→ Exercise data:
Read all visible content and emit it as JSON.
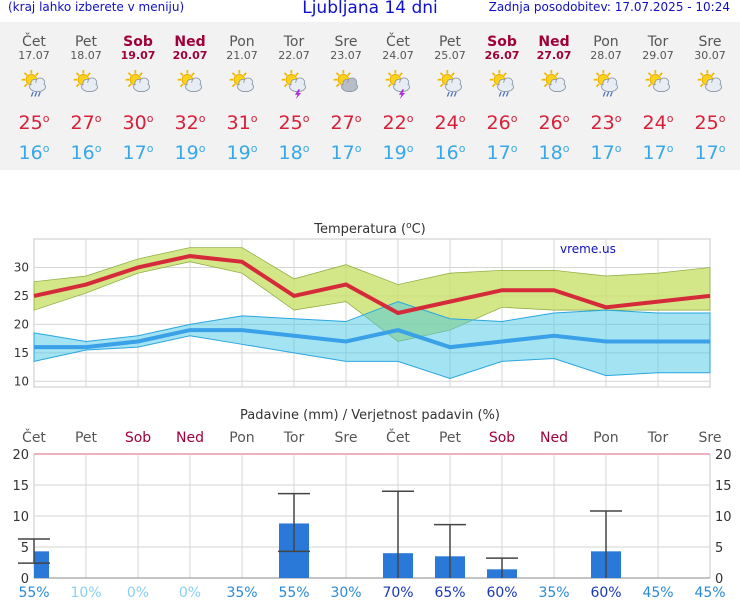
{
  "header": {
    "menu_hint": "(kraj lahko izberete v meniju)",
    "title": "Ljubljana 14 dni",
    "updated": "Zadnja posodobitev: 17.07.2025 - 10:24"
  },
  "days": [
    {
      "name": "Čet",
      "date": "17.07",
      "weekend": false,
      "icon": "sun-cloud-rain-icon",
      "tmax": "25",
      "tmin": "16"
    },
    {
      "name": "Pet",
      "date": "18.07",
      "weekend": false,
      "icon": "sun-cloud-icon",
      "tmax": "27",
      "tmin": "16"
    },
    {
      "name": "Sob",
      "date": "19.07",
      "weekend": true,
      "icon": "sun-cloud-icon",
      "tmax": "30",
      "tmin": "17"
    },
    {
      "name": "Ned",
      "date": "20.07",
      "weekend": true,
      "icon": "sun-cloud-icon",
      "tmax": "32",
      "tmin": "19"
    },
    {
      "name": "Pon",
      "date": "21.07",
      "weekend": false,
      "icon": "sun-cloud-icon",
      "tmax": "31",
      "tmin": "19"
    },
    {
      "name": "Tor",
      "date": "22.07",
      "weekend": false,
      "icon": "sun-cloud-storm-icon",
      "tmax": "25",
      "tmin": "18"
    },
    {
      "name": "Sre",
      "date": "23.07",
      "weekend": false,
      "icon": "sun-cloudy-icon",
      "tmax": "27",
      "tmin": "17"
    },
    {
      "name": "Čet",
      "date": "24.07",
      "weekend": false,
      "icon": "sun-cloud-storm-icon",
      "tmax": "22",
      "tmin": "19"
    },
    {
      "name": "Pet",
      "date": "25.07",
      "weekend": false,
      "icon": "sun-cloud-rain-icon",
      "tmax": "24",
      "tmin": "16"
    },
    {
      "name": "Sob",
      "date": "26.07",
      "weekend": true,
      "icon": "sun-cloud-rain-icon",
      "tmax": "26",
      "tmin": "17"
    },
    {
      "name": "Ned",
      "date": "27.07",
      "weekend": true,
      "icon": "sun-cloud-icon",
      "tmax": "26",
      "tmin": "18"
    },
    {
      "name": "Pon",
      "date": "28.07",
      "weekend": false,
      "icon": "sun-cloud-rain-icon",
      "tmax": "23",
      "tmin": "17"
    },
    {
      "name": "Tor",
      "date": "29.07",
      "weekend": false,
      "icon": "sun-cloud-icon",
      "tmax": "24",
      "tmin": "17"
    },
    {
      "name": "Sre",
      "date": "30.07",
      "weekend": false,
      "icon": "sun-cloud-icon",
      "tmax": "25",
      "tmin": "17"
    }
  ],
  "degree_symbol": "o",
  "colors": {
    "weekend": "#a0003a",
    "tmax": "#d8203a",
    "tmin": "#38a8e8",
    "rain_bar": "#2a78d8"
  },
  "chart_data": [
    {
      "type": "line",
      "title": "Temperatura (oC)",
      "watermark": "vreme.us",
      "ylim": [
        9,
        35
      ],
      "yticks": [
        "10",
        "15",
        "20",
        "25",
        "30"
      ],
      "series": [
        {
          "name": "max",
          "values": [
            25,
            27,
            30,
            32,
            31,
            25,
            27,
            22,
            24,
            26,
            26,
            23,
            24,
            25
          ],
          "upper": [
            27.5,
            28.5,
            31.5,
            33.5,
            33.5,
            28,
            30.5,
            27,
            29,
            29.5,
            29.5,
            28.5,
            29,
            30
          ],
          "lower": [
            22.5,
            25.5,
            29,
            31,
            29,
            22.5,
            24,
            17,
            19,
            23,
            22.5,
            22.5,
            22.5,
            22.5
          ]
        },
        {
          "name": "min",
          "values": [
            16,
            16,
            17,
            19,
            19,
            18,
            17,
            19,
            16,
            17,
            18,
            17,
            17,
            17
          ],
          "upper": [
            18.5,
            17,
            18,
            20,
            21.5,
            21,
            20.5,
            24,
            21,
            20.5,
            22,
            22.5,
            22,
            22
          ],
          "lower": [
            13.5,
            15.5,
            16,
            18,
            16.5,
            15,
            13.5,
            13.5,
            10.5,
            13.5,
            14,
            11,
            11.5,
            11.5
          ]
        }
      ]
    },
    {
      "type": "bar",
      "title": "Padavine (mm) / Verjetnost padavin (%)",
      "categories": [
        "Čet",
        "Pet",
        "Sob",
        "Ned",
        "Pon",
        "Tor",
        "Sre",
        "Čet",
        "Pet",
        "Sob",
        "Ned",
        "Pon",
        "Tor",
        "Sre"
      ],
      "weekend": [
        false,
        false,
        true,
        true,
        false,
        false,
        false,
        false,
        false,
        true,
        true,
        false,
        false,
        false
      ],
      "ylim": [
        0,
        20
      ],
      "yticks": [
        "0",
        "5",
        "10",
        "15",
        "20"
      ],
      "values": [
        4.3,
        0,
        0,
        0,
        0,
        8.8,
        0,
        4.0,
        3.5,
        1.4,
        0,
        4.3,
        0,
        0
      ],
      "error_high": [
        6.3,
        0,
        0,
        0,
        0,
        13.6,
        0,
        14.0,
        8.6,
        3.2,
        0,
        10.8,
        0,
        0
      ],
      "error_low": [
        2.4,
        0,
        0,
        0,
        0,
        4.3,
        0,
        0,
        0,
        0,
        0,
        0,
        0,
        0
      ],
      "probability_offset_labels": [
        "55%",
        "10%",
        "0%",
        "0%",
        "35%",
        "55%",
        "30%",
        "70%",
        "65%",
        "60%",
        "35%",
        "60%",
        "45%",
        "45%"
      ],
      "probability": [
        55,
        10,
        0,
        0,
        35,
        55,
        30,
        70,
        65,
        60,
        35,
        60,
        45,
        45
      ]
    }
  ]
}
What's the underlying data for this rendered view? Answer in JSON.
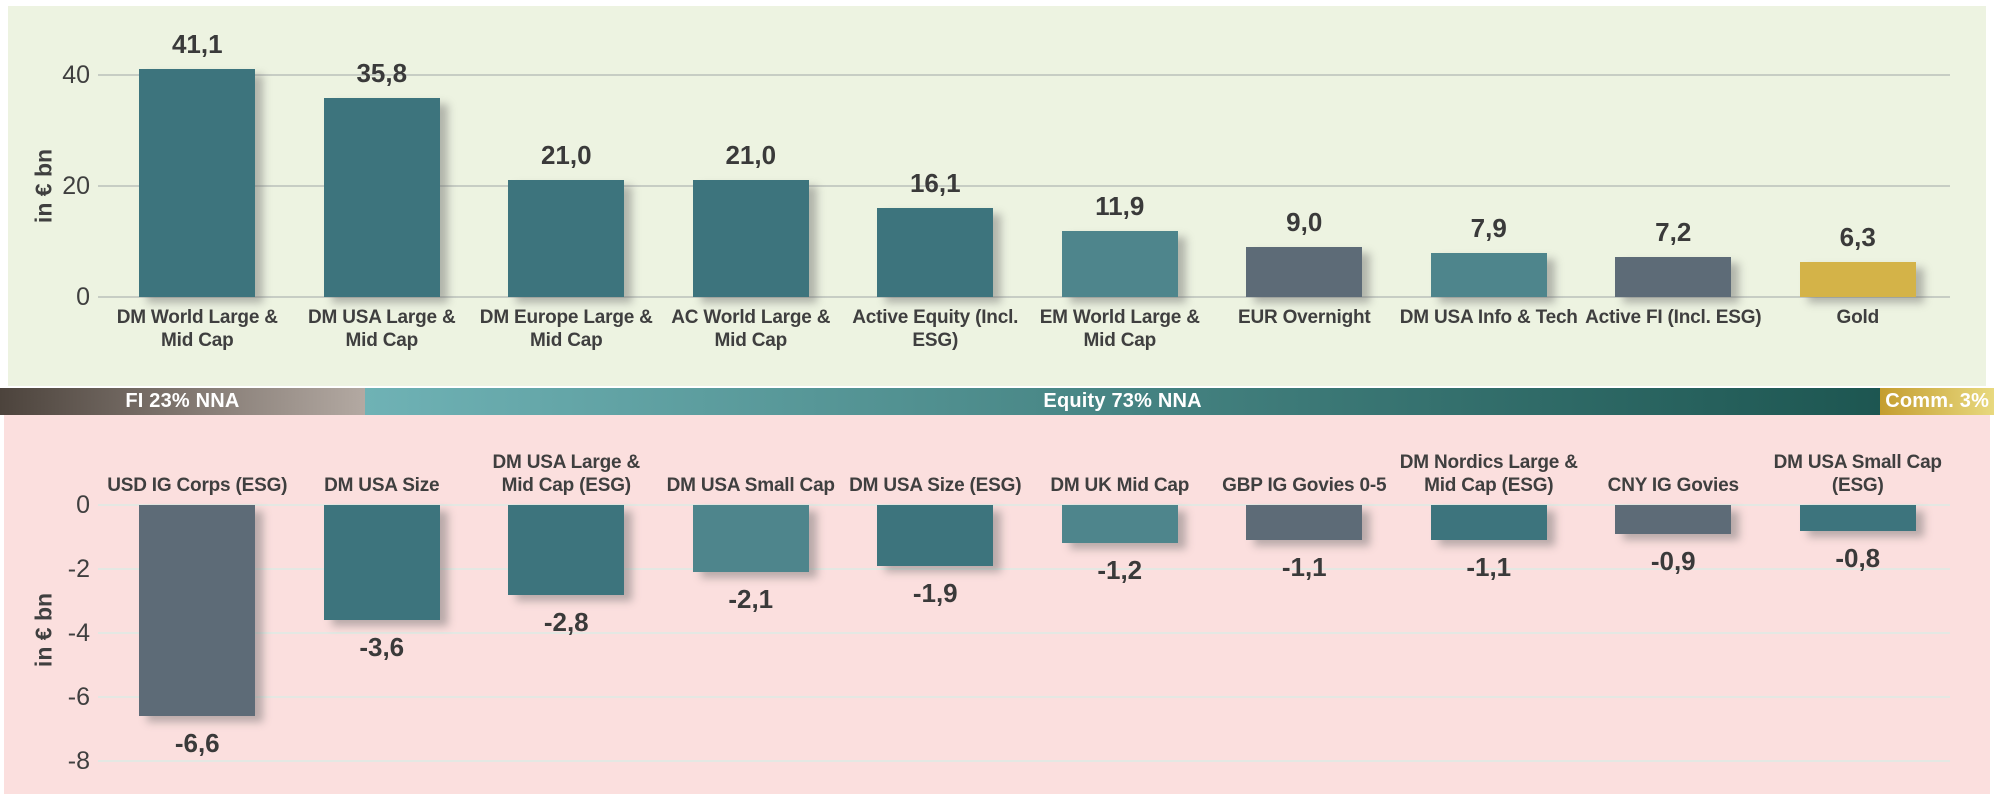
{
  "colors": {
    "teal": "#3D747D",
    "teal_light": "#4E858C",
    "slate": "#5D6B77",
    "gold": "#D4B348",
    "panel_top_bg": "#EDF3E1",
    "panel_bottom_bg": "#FBDFDE",
    "text": "#3F3F3F",
    "grid_top": "#C7CDC4",
    "grid_bottom": "#E4E8E3"
  },
  "band": {
    "segments": [
      {
        "label": "FI 23% NNA",
        "width_pct": 18.3,
        "gradient": [
          "#4C433C",
          "#B3A9A2"
        ]
      },
      {
        "label": "Equity 73% NNA",
        "width_pct": 76.0,
        "gradient": [
          "#6FB2B5",
          "#1D5651"
        ]
      },
      {
        "label": "Comm. 3%",
        "width_pct": 5.7,
        "gradient": [
          "#C49D2F",
          "#E8D97F"
        ]
      }
    ]
  },
  "chart_data": [
    {
      "type": "bar",
      "title": "",
      "xlabel": "",
      "ylabel": "in € bn",
      "ylim": [
        0,
        44
      ],
      "yticks": [
        0,
        20,
        40
      ],
      "ytick_labels": [
        "0",
        "20",
        "40"
      ],
      "grid": true,
      "legend_position": "none",
      "categories": [
        "DM World Large &\nMid Cap",
        "DM USA Large &\nMid Cap",
        "DM Europe Large &\nMid Cap",
        "AC World Large &\nMid Cap",
        "Active Equity (Incl.\nESG)",
        "EM World Large &\nMid Cap",
        "EUR Overnight",
        "DM USA Info & Tech",
        "Active FI (Incl. ESG)",
        "Gold"
      ],
      "values": [
        41.1,
        35.8,
        21.0,
        21.0,
        16.1,
        11.9,
        9.0,
        7.9,
        7.2,
        6.3
      ],
      "value_labels": [
        "41,1",
        "35,8",
        "21,0",
        "21,0",
        "16,1",
        "11,9",
        "9,0",
        "7,9",
        "7,2",
        "6,3"
      ],
      "bar_colors": [
        "teal",
        "teal",
        "teal",
        "teal",
        "teal",
        "teal_light",
        "slate",
        "teal_light",
        "slate",
        "gold"
      ]
    },
    {
      "type": "bar",
      "title": "",
      "xlabel": "",
      "ylabel": "in € bn",
      "ylim": [
        -8.8,
        0
      ],
      "yticks": [
        0,
        -2,
        -4,
        -6,
        -8
      ],
      "ytick_labels": [
        "0",
        "-2",
        "-4",
        "-6",
        "-8"
      ],
      "grid": true,
      "legend_position": "none",
      "categories": [
        "USD IG Corps (ESG)",
        "DM USA Size",
        "DM USA Large &\nMid Cap (ESG)",
        "DM USA Small Cap",
        "DM USA Size (ESG)",
        "DM UK Mid Cap",
        "GBP IG Govies 0-5",
        "DM Nordics Large &\nMid Cap (ESG)",
        "CNY IG Govies",
        "DM USA Small Cap\n(ESG)"
      ],
      "values": [
        -6.6,
        -3.6,
        -2.8,
        -2.1,
        -1.9,
        -1.2,
        -1.1,
        -1.1,
        -0.9,
        -0.8
      ],
      "value_labels": [
        "-6,6",
        "-3,6",
        "-2,8",
        "-2,1",
        "-1,9",
        "-1,2",
        "-1,1",
        "-1,1",
        "-0,9",
        "-0,8"
      ],
      "bar_colors": [
        "slate",
        "teal",
        "teal",
        "teal_light",
        "teal",
        "teal_light",
        "slate",
        "teal",
        "slate",
        "teal"
      ]
    }
  ]
}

→ Goal: Which lines of the material contain the string "nMid"? List each of them.

→ Worked solution:
        "DM World Large &\nMid Cap",
        "DM USA Large &\nMid Cap",
        "DM Europe Large &\nMid Cap",
        "AC World Large &\nMid Cap",
        "EM World Large &\nMid Cap",
        "DM USA Large &\nMid Cap (ESG)",
        "DM Nordics Large &\nMid Cap (ESG)",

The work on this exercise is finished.